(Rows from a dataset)

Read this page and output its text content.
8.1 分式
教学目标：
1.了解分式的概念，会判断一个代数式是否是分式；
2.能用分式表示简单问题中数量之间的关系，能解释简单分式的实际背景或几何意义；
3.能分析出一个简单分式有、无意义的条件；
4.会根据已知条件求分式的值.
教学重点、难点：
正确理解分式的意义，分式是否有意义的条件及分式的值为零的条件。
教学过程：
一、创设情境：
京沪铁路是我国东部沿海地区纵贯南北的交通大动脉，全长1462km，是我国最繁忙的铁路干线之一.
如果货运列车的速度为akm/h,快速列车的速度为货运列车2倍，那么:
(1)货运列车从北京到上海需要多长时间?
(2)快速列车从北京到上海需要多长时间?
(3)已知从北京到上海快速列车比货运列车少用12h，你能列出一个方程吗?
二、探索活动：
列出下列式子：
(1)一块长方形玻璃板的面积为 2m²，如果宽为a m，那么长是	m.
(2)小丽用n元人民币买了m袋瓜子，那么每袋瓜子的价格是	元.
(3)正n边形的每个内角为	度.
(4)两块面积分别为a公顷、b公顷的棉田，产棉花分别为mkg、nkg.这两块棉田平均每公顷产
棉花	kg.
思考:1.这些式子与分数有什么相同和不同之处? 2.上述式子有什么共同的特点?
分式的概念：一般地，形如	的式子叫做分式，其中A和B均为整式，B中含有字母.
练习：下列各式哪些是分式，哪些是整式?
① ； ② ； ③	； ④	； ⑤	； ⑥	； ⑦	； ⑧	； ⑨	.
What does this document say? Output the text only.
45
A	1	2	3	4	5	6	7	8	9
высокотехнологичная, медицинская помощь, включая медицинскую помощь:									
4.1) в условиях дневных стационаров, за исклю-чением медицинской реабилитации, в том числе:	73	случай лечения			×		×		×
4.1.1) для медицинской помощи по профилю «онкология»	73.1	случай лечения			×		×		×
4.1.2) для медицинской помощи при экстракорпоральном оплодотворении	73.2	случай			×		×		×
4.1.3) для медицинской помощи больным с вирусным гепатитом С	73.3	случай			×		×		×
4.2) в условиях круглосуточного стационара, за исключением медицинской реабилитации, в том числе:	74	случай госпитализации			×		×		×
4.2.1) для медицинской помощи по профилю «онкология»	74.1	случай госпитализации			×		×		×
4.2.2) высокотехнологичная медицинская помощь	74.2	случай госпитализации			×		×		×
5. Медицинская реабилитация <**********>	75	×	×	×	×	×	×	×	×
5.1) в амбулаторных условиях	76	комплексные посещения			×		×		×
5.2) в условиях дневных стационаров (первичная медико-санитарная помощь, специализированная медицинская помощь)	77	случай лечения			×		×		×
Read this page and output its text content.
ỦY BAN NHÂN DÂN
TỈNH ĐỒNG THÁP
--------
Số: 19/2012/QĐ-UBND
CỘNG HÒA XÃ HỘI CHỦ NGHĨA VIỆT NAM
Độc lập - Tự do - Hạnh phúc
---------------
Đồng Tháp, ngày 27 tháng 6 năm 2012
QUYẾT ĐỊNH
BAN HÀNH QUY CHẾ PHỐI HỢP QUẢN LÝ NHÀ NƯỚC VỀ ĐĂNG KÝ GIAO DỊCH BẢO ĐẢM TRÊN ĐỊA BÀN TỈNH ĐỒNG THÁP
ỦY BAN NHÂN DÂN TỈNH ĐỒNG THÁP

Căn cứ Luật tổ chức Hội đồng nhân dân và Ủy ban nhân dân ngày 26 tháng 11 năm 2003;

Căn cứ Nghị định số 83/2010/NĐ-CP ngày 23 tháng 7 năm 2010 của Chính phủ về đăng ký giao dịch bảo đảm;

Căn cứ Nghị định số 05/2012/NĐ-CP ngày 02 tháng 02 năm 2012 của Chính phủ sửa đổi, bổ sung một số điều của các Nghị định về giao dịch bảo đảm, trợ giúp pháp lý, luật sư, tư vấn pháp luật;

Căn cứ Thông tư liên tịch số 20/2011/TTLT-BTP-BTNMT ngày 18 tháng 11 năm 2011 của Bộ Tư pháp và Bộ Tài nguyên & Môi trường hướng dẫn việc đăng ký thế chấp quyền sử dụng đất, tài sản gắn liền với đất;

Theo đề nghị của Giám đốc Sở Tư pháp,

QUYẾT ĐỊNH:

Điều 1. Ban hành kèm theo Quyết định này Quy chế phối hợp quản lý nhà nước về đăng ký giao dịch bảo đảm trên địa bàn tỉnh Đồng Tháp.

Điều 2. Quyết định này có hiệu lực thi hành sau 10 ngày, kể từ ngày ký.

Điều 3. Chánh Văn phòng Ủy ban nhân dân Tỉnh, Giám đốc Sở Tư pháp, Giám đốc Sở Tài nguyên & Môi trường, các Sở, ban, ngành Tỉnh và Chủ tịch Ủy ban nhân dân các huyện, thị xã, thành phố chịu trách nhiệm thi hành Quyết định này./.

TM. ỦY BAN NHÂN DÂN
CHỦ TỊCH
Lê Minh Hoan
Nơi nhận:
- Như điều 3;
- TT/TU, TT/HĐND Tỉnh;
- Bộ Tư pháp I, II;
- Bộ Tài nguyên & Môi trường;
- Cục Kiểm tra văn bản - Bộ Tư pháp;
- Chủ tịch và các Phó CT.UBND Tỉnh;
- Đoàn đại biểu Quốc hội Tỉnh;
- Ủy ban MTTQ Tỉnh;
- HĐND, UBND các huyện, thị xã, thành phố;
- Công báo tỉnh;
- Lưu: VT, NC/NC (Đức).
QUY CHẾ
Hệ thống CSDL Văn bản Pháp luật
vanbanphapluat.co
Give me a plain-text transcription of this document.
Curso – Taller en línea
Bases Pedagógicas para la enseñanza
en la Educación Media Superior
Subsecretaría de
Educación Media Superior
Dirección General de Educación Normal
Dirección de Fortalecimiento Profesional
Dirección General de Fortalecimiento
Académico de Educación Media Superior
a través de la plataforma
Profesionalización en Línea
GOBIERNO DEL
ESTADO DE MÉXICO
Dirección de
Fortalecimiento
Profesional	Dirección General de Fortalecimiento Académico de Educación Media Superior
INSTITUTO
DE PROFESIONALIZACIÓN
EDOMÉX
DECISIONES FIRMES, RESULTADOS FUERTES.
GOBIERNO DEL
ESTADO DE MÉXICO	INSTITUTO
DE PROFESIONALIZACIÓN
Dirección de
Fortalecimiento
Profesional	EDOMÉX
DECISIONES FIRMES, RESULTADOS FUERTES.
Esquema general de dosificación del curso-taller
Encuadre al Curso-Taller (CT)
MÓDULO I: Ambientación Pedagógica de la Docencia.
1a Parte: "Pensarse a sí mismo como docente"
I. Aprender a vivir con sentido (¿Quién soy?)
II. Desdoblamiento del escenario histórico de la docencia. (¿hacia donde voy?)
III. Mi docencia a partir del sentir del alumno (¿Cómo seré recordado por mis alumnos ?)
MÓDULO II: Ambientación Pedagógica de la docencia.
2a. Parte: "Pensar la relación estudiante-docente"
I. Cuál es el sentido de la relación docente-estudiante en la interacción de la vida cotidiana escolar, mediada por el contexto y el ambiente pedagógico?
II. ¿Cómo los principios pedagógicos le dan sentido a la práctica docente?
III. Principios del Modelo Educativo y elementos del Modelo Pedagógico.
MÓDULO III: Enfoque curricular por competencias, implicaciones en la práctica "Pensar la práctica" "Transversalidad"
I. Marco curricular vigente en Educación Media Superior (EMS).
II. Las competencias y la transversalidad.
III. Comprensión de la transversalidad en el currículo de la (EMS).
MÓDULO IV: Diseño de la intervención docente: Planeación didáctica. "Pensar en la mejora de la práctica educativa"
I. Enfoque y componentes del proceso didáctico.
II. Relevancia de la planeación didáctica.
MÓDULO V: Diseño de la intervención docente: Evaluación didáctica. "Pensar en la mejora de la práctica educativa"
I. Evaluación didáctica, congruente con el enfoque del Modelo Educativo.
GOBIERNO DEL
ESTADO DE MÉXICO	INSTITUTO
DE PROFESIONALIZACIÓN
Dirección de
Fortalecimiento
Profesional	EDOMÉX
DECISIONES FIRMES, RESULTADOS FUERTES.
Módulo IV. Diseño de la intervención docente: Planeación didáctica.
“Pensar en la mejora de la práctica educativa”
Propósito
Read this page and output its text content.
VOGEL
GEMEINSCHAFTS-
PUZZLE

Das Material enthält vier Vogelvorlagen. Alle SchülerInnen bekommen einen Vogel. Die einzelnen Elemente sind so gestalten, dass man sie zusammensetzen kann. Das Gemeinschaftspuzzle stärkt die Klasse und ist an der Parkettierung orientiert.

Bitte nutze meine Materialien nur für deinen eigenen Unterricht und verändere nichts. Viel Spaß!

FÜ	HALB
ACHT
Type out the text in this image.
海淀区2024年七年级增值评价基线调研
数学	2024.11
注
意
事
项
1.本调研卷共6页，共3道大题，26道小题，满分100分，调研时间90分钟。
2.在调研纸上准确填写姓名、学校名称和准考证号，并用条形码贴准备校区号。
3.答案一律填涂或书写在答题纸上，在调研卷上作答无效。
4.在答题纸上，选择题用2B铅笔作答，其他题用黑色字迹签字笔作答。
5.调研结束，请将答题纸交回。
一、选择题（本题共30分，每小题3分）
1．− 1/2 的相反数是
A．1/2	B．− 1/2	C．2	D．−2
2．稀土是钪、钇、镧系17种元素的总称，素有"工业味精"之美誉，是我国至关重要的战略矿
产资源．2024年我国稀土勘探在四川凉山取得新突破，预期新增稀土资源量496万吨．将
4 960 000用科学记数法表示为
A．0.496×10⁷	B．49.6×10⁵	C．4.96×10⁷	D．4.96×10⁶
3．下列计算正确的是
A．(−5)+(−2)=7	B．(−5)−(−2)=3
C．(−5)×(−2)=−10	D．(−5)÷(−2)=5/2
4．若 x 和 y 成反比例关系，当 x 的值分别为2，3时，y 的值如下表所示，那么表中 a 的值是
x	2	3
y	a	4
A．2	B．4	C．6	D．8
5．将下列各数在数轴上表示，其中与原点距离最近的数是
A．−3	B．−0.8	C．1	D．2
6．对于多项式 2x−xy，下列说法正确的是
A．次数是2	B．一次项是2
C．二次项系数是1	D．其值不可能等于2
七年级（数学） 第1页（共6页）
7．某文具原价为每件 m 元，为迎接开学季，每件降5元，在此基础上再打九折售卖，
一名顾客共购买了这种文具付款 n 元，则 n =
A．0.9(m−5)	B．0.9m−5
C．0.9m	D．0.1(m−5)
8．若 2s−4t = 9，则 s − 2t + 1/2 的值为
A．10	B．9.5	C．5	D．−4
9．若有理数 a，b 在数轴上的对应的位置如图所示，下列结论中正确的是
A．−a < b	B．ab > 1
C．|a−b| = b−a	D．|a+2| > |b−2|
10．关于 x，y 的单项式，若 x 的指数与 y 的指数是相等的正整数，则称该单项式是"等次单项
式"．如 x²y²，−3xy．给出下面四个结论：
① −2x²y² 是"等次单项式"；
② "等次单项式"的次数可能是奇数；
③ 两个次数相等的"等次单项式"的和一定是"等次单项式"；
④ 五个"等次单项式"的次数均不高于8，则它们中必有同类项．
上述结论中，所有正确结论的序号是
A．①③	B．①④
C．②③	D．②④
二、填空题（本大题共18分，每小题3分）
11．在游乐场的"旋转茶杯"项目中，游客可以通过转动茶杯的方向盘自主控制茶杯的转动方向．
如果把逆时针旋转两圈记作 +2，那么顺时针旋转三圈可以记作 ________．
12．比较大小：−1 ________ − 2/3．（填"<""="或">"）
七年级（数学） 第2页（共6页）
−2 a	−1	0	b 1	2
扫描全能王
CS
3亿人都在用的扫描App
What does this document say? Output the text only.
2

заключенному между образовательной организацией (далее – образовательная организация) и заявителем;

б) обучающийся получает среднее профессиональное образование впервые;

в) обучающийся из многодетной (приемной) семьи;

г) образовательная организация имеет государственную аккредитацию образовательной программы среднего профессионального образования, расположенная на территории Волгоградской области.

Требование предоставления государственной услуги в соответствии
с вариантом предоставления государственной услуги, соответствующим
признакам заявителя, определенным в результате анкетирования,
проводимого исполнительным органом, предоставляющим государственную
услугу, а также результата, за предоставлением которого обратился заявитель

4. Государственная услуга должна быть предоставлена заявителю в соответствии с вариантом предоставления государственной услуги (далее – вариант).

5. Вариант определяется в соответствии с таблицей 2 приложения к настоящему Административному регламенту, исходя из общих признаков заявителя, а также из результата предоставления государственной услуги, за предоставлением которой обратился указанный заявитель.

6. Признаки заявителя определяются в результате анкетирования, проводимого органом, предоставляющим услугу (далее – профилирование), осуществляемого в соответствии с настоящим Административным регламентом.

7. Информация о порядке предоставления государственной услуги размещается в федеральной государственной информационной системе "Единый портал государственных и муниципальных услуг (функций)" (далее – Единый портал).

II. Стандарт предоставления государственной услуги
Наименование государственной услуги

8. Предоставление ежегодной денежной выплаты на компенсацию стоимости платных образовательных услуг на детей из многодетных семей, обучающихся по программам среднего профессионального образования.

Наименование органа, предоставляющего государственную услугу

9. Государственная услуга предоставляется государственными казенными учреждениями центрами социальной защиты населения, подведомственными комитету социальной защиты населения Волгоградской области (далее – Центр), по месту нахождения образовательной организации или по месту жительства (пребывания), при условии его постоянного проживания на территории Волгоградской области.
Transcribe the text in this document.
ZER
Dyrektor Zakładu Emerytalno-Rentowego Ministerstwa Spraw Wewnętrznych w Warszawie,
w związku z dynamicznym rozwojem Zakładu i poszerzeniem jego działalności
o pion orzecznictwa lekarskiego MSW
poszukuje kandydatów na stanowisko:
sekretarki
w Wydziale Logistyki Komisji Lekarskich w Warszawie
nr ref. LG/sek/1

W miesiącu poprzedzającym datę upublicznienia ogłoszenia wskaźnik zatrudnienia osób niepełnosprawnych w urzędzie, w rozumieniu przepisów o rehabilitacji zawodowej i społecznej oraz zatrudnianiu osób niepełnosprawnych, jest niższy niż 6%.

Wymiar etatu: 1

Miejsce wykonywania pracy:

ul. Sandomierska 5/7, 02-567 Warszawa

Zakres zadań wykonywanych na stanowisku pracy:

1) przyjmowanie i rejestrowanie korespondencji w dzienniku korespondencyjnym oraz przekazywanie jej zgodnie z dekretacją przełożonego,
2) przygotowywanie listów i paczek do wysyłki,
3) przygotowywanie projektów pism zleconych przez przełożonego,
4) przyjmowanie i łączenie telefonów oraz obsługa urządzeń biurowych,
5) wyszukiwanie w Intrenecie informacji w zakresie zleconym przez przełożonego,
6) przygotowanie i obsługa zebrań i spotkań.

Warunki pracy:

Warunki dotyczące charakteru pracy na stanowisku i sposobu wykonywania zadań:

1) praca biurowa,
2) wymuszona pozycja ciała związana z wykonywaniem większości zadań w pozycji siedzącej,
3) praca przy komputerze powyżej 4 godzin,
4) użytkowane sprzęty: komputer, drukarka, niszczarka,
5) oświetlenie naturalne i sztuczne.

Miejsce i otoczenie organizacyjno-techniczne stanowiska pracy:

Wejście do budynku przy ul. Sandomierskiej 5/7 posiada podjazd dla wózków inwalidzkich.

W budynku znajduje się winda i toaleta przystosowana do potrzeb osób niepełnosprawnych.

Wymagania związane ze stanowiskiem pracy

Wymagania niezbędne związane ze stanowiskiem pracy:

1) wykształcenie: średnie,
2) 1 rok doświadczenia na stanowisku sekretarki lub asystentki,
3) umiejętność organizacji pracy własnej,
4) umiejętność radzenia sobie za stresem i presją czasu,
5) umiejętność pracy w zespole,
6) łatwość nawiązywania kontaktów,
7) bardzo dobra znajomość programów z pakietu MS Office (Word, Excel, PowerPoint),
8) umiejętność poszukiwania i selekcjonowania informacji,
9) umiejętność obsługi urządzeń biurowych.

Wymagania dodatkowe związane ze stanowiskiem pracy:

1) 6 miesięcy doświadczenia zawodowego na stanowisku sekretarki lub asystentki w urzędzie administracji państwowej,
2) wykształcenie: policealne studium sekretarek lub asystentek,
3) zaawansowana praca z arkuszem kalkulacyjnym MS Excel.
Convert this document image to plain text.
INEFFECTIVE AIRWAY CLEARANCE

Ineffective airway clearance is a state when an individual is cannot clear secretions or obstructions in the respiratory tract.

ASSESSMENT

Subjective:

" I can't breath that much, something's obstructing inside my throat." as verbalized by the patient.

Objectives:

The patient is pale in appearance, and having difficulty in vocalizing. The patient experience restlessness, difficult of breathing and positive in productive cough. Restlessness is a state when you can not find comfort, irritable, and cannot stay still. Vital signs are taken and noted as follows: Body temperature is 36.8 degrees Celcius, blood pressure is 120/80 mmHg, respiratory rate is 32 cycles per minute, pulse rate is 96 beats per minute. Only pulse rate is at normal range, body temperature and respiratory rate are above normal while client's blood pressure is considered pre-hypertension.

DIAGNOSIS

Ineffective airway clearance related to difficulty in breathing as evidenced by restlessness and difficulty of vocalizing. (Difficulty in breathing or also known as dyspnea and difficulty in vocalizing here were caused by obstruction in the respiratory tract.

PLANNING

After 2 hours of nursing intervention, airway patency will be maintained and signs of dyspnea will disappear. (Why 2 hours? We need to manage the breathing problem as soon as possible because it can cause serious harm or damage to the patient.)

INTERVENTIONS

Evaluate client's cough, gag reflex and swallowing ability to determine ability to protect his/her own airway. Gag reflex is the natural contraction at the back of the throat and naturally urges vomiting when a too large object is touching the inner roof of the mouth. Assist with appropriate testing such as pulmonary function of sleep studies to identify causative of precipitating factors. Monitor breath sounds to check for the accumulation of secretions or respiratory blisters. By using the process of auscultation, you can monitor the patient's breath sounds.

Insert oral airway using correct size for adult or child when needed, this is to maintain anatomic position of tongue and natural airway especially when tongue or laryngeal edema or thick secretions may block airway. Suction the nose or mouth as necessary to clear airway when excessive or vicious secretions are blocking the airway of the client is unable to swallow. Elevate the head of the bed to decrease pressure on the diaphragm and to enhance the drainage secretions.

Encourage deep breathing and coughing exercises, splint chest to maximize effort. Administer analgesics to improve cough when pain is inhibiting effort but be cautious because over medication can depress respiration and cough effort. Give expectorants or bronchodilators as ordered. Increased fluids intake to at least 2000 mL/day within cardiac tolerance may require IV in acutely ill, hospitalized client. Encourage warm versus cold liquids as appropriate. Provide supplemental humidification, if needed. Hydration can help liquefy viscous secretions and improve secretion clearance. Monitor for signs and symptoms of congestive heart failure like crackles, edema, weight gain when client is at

(Task objective): Search the records for the word "image". Copy every line that has it.

(The solution):
Type out the text in this image.
Convert this document image to plain text.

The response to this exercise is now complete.